Items from a dataset:
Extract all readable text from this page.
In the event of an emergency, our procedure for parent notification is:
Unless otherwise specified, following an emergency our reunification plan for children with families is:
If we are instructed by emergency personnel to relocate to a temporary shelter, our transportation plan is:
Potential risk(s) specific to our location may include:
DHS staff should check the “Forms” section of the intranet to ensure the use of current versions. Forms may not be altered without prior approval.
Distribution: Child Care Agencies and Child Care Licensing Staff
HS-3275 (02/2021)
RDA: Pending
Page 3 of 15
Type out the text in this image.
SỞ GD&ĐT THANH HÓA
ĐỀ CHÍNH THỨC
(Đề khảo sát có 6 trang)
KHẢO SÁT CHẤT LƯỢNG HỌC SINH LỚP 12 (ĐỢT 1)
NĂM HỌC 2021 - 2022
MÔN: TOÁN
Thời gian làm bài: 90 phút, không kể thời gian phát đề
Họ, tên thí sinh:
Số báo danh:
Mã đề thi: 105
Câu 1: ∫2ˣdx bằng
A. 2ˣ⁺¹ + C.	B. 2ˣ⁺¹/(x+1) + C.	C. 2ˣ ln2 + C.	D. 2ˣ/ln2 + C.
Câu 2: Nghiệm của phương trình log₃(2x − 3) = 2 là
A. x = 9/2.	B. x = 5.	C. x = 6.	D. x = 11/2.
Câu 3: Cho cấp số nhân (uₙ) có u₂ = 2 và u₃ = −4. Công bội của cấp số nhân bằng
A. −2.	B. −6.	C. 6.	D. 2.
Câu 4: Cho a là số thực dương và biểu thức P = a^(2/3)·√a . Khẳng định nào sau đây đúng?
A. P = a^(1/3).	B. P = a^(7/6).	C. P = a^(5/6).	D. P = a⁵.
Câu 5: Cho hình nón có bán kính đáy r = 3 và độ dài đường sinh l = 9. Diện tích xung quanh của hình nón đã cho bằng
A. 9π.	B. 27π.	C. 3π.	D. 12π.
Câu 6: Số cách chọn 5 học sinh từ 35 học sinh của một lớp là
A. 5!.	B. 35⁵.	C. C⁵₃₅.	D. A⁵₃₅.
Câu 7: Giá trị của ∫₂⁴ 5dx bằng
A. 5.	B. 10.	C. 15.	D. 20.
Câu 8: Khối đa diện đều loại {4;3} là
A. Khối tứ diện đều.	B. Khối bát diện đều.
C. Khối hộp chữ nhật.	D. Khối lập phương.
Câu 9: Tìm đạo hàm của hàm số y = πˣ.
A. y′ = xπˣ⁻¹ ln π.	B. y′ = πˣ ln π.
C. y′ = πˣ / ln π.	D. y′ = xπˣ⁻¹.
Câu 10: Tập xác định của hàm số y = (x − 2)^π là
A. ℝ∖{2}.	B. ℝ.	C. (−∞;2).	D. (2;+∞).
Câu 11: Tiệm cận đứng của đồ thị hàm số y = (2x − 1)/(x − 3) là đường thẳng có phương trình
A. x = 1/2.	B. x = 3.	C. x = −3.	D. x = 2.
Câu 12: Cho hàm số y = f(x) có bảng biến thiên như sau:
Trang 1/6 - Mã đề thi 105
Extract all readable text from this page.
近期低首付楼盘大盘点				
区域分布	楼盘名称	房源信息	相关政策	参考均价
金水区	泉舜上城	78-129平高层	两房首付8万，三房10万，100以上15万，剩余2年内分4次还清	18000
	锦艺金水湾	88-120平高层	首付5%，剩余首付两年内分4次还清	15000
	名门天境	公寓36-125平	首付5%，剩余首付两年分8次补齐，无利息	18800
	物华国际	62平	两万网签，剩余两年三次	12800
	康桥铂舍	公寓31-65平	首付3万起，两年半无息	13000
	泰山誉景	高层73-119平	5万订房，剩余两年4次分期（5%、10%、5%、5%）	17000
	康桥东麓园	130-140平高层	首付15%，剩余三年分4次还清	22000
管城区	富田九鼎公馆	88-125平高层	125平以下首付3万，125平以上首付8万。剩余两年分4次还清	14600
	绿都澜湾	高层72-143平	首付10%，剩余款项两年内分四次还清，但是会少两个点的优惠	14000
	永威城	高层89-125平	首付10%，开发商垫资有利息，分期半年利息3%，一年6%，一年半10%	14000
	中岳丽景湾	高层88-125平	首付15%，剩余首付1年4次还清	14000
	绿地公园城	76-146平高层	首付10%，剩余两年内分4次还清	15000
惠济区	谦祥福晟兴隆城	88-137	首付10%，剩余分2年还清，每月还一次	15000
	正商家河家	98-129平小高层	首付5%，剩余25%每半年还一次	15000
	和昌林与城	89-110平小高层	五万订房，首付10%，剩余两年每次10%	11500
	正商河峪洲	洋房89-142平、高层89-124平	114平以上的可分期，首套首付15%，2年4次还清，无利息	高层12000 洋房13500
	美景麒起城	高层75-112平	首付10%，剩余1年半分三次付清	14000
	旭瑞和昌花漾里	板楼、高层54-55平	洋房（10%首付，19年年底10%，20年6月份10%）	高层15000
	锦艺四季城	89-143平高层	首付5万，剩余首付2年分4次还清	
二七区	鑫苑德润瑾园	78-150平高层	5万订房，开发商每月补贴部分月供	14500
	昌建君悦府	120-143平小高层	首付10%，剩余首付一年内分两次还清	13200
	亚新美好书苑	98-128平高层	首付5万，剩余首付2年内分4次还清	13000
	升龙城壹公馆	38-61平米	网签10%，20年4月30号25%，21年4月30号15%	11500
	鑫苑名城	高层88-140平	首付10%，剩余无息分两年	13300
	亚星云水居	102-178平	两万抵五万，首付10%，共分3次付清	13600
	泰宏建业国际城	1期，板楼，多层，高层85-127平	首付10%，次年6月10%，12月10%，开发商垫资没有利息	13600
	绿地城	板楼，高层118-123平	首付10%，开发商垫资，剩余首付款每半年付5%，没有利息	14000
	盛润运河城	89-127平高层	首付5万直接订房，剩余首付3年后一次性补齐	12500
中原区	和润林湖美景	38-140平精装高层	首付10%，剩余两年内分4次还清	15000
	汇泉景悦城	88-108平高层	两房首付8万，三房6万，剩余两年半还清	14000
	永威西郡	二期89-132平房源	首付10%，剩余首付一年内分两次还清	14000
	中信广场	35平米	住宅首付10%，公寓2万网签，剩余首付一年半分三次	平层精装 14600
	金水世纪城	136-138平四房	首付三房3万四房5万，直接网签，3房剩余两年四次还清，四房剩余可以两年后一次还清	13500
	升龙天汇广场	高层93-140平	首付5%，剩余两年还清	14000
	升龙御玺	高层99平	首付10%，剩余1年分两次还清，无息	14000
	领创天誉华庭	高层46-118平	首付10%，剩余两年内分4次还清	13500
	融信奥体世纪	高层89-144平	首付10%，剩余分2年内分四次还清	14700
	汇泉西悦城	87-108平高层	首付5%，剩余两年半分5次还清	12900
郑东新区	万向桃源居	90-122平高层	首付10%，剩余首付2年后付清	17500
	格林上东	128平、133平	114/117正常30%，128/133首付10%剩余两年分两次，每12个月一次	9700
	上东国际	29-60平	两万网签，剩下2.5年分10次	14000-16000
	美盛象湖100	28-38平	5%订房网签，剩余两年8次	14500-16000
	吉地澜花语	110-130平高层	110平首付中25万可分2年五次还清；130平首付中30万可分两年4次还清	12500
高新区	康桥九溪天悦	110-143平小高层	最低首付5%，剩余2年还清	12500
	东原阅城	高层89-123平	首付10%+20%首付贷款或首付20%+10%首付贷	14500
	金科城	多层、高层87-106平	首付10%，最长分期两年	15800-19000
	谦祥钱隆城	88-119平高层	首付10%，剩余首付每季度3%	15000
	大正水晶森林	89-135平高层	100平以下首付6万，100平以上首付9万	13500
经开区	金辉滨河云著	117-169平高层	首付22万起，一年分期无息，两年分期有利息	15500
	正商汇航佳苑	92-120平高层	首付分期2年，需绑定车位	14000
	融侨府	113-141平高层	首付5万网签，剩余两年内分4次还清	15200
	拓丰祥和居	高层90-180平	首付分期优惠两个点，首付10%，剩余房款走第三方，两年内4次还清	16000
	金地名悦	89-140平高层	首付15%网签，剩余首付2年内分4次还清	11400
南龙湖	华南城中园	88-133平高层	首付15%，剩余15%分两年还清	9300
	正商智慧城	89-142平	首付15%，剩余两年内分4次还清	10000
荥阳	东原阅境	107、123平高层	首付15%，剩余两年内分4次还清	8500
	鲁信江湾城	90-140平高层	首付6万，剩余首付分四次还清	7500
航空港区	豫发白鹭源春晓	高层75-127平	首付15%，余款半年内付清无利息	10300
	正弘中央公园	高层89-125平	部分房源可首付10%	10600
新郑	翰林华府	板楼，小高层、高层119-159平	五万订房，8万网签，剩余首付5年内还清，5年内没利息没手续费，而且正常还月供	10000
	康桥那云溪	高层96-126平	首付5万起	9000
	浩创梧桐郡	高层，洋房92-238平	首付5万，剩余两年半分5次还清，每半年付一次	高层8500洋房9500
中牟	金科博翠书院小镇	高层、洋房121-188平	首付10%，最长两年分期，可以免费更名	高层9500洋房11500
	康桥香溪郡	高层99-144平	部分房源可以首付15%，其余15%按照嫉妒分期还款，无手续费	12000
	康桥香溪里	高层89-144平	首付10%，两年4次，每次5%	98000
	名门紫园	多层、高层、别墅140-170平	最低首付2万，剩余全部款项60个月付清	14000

§ WHAT IS NEEDED:
Find how many lines of the entries contain "剩余首付一年内分两次还清". Respond with the number only.

§ WRITTEN REPLY:
2